__Directive__.
Quote every line below exactly as it reads.

Collected data:
* begin *
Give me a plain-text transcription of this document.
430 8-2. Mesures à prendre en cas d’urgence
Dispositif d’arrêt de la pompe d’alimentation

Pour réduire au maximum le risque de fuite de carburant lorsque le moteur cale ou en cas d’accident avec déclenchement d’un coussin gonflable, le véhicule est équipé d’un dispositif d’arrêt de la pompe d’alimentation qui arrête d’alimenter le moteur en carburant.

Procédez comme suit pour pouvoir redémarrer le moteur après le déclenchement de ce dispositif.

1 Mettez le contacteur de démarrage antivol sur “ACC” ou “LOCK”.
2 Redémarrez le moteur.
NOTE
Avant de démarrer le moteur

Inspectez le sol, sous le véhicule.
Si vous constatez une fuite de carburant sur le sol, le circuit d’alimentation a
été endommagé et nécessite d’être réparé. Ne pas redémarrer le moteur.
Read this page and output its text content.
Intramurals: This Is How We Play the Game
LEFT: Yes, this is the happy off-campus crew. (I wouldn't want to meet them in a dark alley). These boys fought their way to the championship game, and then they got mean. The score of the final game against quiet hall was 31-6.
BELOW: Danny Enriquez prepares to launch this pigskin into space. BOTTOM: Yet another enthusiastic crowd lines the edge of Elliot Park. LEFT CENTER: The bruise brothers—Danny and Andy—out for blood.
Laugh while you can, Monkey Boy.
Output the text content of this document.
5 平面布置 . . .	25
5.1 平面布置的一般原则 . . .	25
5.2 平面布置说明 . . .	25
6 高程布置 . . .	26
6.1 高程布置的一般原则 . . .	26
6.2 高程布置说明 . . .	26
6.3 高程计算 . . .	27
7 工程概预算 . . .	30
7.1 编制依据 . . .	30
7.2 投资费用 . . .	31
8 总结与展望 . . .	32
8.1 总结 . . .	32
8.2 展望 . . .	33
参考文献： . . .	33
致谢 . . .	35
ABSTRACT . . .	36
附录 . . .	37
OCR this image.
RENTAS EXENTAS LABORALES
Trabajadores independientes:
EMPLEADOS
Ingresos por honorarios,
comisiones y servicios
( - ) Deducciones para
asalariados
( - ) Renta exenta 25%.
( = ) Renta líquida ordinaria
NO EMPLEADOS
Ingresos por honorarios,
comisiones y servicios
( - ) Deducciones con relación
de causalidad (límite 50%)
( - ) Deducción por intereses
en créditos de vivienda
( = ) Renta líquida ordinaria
* end *
__Solution to this exercise__.
Give me a plain-text transcription of this document.
430 8-2. Mesures à prendre en cas d’urgence
Dispositif d’arrêt de la pompe d’alimentation

Pour réduire au maximum le risque de fuite de carburant lorsque le moteur cale ou en cas d’accident avec déclenchement d’un coussin gonflable, le véhicule est équipé d’un dispositif d’arrêt de la pompe d’alimentation qui arrête d’alimenter le moteur en carburant.

Procédez comme suit pour pouvoir redémarrer le moteur après le déclenchement de ce dispositif.

1 Mettez le contacteur de démarrage antivol sur “ACC” ou “LOCK”.
2 Redémarrez le moteur.
NOTE
Avant de démarrer le moteur

Inspectez le sol, sous le véhicule.
Si vous constatez une fuite de carburant sur le sol, le circuit d’alimentation a
été endommagé et nécessite d’être réparé. Ne pas redémarrer le moteur.
Read this page and output its text content.
Intramurals: This Is How We Play the Game
LEFT: Yes, this is the happy off-campus crew. (I wouldn't want to meet them in a dark alley). These boys fought their way to the championship game, and then they got mean. The score of the final game against quiet hall was 31-6.
BELOW: Danny Enriquez prepares to launch this pigskin into space. BOTTOM: Yet another enthusiastic crowd lines the edge of Elliot Park. LEFT CENTER: The bruise brothers—Danny and Andy—out for blood.
Laugh while you can, Monkey Boy.
Output the text content of this document.
5 平面布置 . . .	25
5.1 平面布置的一般原则 . . .	25
5.2 平面布置说明 . . .	25
6 高程布置 . . .	26
6.1 高程布置的一般原则 . . .	26
6.2 高程布置说明 . . .	26
6.3 高程计算 . . .	27
7 工程概预算 . . .	30
7.1 编制依据 . . .	30
7.2 投资费用 . . .	31
8 总结与展望 . . .	32
8.1 总结 . . .	32
8.2 展望 . . .	33
参考文献： . . .	33
致谢 . . .	35
ABSTRACT . . .	36
附录 . . .	37
OCR this image.
RENTAS EXENTAS LABORALES
Trabajadores independientes:
EMPLEADOS
Ingresos por honorarios,
comisiones y servicios
( - ) Deducciones para
asalariados
( - ) Renta exenta 25%.
( = ) Renta líquida ordinaria
NO EMPLEADOS
Ingresos por honorarios,
comisiones y servicios
( - ) Deducciones con relación
de causalidad (límite 50%)
( - ) Deducción por intereses
en créditos de vivienda
( = ) Renta líquida ordinaria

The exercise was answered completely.